Written exercise
Quote every one of the entries below word for word, keeping their order and leaving nothing out.

(Data records)
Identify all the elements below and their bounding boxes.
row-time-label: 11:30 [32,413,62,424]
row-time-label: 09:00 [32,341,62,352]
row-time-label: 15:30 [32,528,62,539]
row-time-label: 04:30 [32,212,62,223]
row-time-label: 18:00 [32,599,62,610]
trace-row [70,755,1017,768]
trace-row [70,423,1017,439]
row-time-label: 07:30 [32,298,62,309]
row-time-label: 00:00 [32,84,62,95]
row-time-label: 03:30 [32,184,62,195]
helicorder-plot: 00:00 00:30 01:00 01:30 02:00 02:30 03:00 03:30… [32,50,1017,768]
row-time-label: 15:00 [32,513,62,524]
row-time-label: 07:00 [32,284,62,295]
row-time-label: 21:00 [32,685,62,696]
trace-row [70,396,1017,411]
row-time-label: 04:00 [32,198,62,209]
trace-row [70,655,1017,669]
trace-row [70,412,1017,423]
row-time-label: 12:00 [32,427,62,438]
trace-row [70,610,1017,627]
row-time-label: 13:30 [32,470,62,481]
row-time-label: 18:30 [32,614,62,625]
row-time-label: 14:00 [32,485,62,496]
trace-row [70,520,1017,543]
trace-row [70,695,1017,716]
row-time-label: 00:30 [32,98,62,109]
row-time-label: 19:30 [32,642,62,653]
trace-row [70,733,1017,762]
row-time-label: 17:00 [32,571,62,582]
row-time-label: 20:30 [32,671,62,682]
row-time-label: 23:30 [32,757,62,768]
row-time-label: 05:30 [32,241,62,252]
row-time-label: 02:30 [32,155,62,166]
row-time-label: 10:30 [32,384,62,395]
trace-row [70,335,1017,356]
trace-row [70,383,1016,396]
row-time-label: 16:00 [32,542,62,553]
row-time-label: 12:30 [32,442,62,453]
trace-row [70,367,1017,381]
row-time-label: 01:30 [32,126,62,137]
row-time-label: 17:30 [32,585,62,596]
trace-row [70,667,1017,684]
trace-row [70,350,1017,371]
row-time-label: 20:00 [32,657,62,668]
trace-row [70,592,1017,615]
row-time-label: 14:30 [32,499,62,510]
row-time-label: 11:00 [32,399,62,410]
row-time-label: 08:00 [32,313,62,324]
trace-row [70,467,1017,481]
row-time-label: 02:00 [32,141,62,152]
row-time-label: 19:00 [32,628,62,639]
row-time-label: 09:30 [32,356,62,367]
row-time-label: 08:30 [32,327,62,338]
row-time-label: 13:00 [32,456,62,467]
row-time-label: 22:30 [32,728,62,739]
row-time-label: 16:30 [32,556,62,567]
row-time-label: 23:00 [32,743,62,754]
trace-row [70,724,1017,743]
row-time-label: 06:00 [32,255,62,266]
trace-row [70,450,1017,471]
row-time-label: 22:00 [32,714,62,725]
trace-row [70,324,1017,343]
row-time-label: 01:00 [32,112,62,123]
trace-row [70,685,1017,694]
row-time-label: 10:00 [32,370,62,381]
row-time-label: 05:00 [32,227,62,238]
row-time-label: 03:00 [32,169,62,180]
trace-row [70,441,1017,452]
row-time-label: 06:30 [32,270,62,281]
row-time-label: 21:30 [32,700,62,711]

Task answer
Identify all the elements below and their bounding boxes.
row-time-label: 11:30 [32,413,62,424]
row-time-label: 09:00 [32,341,62,352]
row-time-label: 15:30 [32,528,62,539]
row-time-label: 04:30 [32,212,62,223]
row-time-label: 18:00 [32,599,62,610]
trace-row [70,755,1017,768]
trace-row [70,423,1017,439]
row-time-label: 07:30 [32,298,62,309]
row-time-label: 00:00 [32,84,62,95]
row-time-label: 03:30 [32,184,62,195]
helicorder-plot: 00:00 00:30 01:00 01:30 02:00 02:30 03:00 03:30… [32,50,1017,768]
row-time-label: 15:00 [32,513,62,524]
row-time-label: 07:00 [32,284,62,295]
row-time-label: 21:00 [32,685,62,696]
trace-row [70,396,1017,411]
row-time-label: 04:00 [32,198,62,209]
trace-row [70,655,1017,669]
trace-row [70,412,1017,423]
row-time-label: 12:00 [32,427,62,438]
trace-row [70,610,1017,627]
row-time-label: 13:30 [32,470,62,481]
row-time-label: 18:30 [32,614,62,625]
row-time-label: 14:00 [32,485,62,496]
trace-row [70,520,1017,543]
trace-row [70,695,1017,716]
row-time-label: 00:30 [32,98,62,109]
row-time-label: 19:30 [32,642,62,653]
trace-row [70,733,1017,762]
row-time-label: 17:00 [32,571,62,582]
row-time-label: 20:30 [32,671,62,682]
row-time-label: 23:30 [32,757,62,768]
row-time-label: 05:30 [32,241,62,252]
row-time-label: 02:30 [32,155,62,166]
row-time-label: 10:30 [32,384,62,395]
trace-row [70,335,1017,356]
trace-row [70,383,1016,396]
row-time-label: 16:00 [32,542,62,553]
row-time-label: 12:30 [32,442,62,453]
trace-row [70,367,1017,381]
row-time-label: 01:30 [32,126,62,137]
row-time-label: 17:30 [32,585,62,596]
trace-row [70,667,1017,684]
trace-row [70,350,1017,371]
row-time-label: 20:00 [32,657,62,668]
trace-row [70,592,1017,615]
row-time-label: 14:30 [32,499,62,510]
row-time-label: 11:00 [32,399,62,410]
row-time-label: 08:00 [32,313,62,324]
trace-row [70,467,1017,481]
row-time-label: 02:00 [32,141,62,152]
row-time-label: 19:00 [32,628,62,639]
row-time-label: 09:30 [32,356,62,367]
row-time-label: 08:30 [32,327,62,338]
row-time-label: 13:00 [32,456,62,467]
row-time-label: 22:30 [32,728,62,739]
row-time-label: 16:30 [32,556,62,567]
row-time-label: 23:00 [32,743,62,754]
trace-row [70,724,1017,743]
row-time-label: 06:00 [32,255,62,266]
trace-row [70,450,1017,471]
row-time-label: 22:00 [32,714,62,725]
trace-row [70,324,1017,343]
row-time-label: 01:00 [32,112,62,123]
trace-row [70,685,1017,694]
row-time-label: 10:00 [32,370,62,381]
row-time-label: 05:00 [32,227,62,238]
row-time-label: 03:00 [32,169,62,180]
trace-row [70,441,1017,452]
row-time-label: 06:30 [32,270,62,281]
row-time-label: 21:30 [32,700,62,711]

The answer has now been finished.